> Excerpted data
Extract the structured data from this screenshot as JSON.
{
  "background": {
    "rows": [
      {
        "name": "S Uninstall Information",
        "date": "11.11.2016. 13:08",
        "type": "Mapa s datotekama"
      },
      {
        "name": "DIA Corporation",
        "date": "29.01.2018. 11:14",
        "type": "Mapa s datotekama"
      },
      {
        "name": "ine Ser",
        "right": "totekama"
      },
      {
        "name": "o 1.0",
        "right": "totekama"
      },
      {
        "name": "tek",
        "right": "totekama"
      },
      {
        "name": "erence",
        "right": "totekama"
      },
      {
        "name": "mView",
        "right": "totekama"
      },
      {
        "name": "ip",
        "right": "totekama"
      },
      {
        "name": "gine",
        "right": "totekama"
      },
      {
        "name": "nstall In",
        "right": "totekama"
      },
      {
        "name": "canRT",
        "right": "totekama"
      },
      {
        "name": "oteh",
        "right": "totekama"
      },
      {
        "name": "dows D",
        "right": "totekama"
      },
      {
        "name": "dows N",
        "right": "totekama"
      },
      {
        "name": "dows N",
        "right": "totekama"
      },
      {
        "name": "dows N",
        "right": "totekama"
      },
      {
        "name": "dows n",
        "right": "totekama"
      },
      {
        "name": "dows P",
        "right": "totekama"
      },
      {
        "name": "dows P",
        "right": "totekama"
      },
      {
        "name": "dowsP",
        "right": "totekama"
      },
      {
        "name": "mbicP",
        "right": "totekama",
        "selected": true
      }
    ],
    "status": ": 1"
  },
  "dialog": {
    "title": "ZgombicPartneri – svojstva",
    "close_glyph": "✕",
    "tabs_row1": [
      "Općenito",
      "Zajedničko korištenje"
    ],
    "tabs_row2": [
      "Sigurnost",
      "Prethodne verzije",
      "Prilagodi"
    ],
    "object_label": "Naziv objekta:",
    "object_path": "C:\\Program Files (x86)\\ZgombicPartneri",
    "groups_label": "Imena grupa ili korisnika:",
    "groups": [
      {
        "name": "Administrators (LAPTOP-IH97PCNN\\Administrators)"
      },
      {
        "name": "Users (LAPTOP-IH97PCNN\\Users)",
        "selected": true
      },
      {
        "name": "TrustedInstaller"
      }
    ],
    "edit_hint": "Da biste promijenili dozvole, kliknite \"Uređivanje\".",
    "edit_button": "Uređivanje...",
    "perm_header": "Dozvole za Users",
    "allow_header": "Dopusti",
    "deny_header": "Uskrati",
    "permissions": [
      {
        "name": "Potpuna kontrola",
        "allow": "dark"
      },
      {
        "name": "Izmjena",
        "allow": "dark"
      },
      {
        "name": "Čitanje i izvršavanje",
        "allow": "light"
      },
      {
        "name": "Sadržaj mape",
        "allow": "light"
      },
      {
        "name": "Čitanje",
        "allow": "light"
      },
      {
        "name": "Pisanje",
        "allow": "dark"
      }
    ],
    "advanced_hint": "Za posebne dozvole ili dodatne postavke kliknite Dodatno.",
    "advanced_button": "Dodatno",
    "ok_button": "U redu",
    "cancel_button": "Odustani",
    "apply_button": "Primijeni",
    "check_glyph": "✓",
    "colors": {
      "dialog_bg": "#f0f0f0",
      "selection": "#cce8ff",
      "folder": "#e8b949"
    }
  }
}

> Task to carry out
Restate each record word for word.

> Solution to the problem
Extract the structured data from this screenshot as JSON.
{
  "background": {
    "rows": [
      {
        "name": "S Uninstall Information",
        "date": "11.11.2016. 13:08",
        "type": "Mapa s datotekama"
      },
      {
        "name": "DIA Corporation",
        "date": "29.01.2018. 11:14",
        "type": "Mapa s datotekama"
      },
      {
        "name": "ine Ser",
        "right": "totekama"
      },
      {
        "name": "o 1.0",
        "right": "totekama"
      },
      {
        "name": "tek",
        "right": "totekama"
      },
      {
        "name": "erence",
        "right": "totekama"
      },
      {
        "name": "mView",
        "right": "totekama"
      },
      {
        "name": "ip",
        "right": "totekama"
      },
      {
        "name": "gine",
        "right": "totekama"
      },
      {
        "name": "nstall In",
        "right": "totekama"
      },
      {
        "name": "canRT",
        "right": "totekama"
      },
      {
        "name": "oteh",
        "right": "totekama"
      },
      {
        "name": "dows D",
        "right": "totekama"
      },
      {
        "name": "dows N",
        "right": "totekama"
      },
      {
        "name": "dows N",
        "right": "totekama"
      },
      {
        "name": "dows N",
        "right": "totekama"
      },
      {
        "name": "dows n",
        "right": "totekama"
      },
      {
        "name": "dows P",
        "right": "totekama"
      },
      {
        "name": "dows P",
        "right": "totekama"
      },
      {
        "name": "dowsP",
        "right": "totekama"
      },
      {
        "name": "mbicP",
        "right": "totekama",
        "selected": true
      }
    ],
    "status": ": 1"
  },
  "dialog": {
    "title": "ZgombicPartneri – svojstva",
    "close_glyph": "✕",
    "tabs_row1": [
      "Općenito",
      "Zajedničko korištenje"
    ],
    "tabs_row2": [
      "Sigurnost",
      "Prethodne verzije",
      "Prilagodi"
    ],
    "object_label": "Naziv objekta:",
    "object_path": "C:\\Program Files (x86)\\ZgombicPartneri",
    "groups_label": "Imena grupa ili korisnika:",
    "groups": [
      {
        "name": "Administrators (LAPTOP-IH97PCNN\\Administrators)"
      },
      {
        "name": "Users (LAPTOP-IH97PCNN\\Users)",
        "selected": true
      },
      {
        "name": "TrustedInstaller"
      }
    ],
    "edit_hint": "Da biste promijenili dozvole, kliknite \"Uređivanje\".",
    "edit_button": "Uređivanje...",
    "perm_header": "Dozvole za Users",
    "allow_header": "Dopusti",
    "deny_header": "Uskrati",
    "permissions": [
      {
        "name": "Potpuna kontrola",
        "allow": "dark"
      },
      {
        "name": "Izmjena",
        "allow": "dark"
      },
      {
        "name": "Čitanje i izvršavanje",
        "allow": "light"
      },
      {
        "name": "Sadržaj mape",
        "allow": "light"
      },
      {
        "name": "Čitanje",
        "allow": "light"
      },
      {
        "name": "Pisanje",
        "allow": "dark"
      }
    ],
    "advanced_hint": "Za posebne dozvole ili dodatne postavke kliknite Dodatno.",
    "advanced_button": "Dodatno",
    "ok_button": "U redu",
    "cancel_button": "Odustani",
    "apply_button": "Primijeni",
    "check_glyph": "✓",
    "colors": {
      "dialog_bg": "#f0f0f0",
      "selection": "#cce8ff",
      "folder": "#e8b949"
    }
  }
}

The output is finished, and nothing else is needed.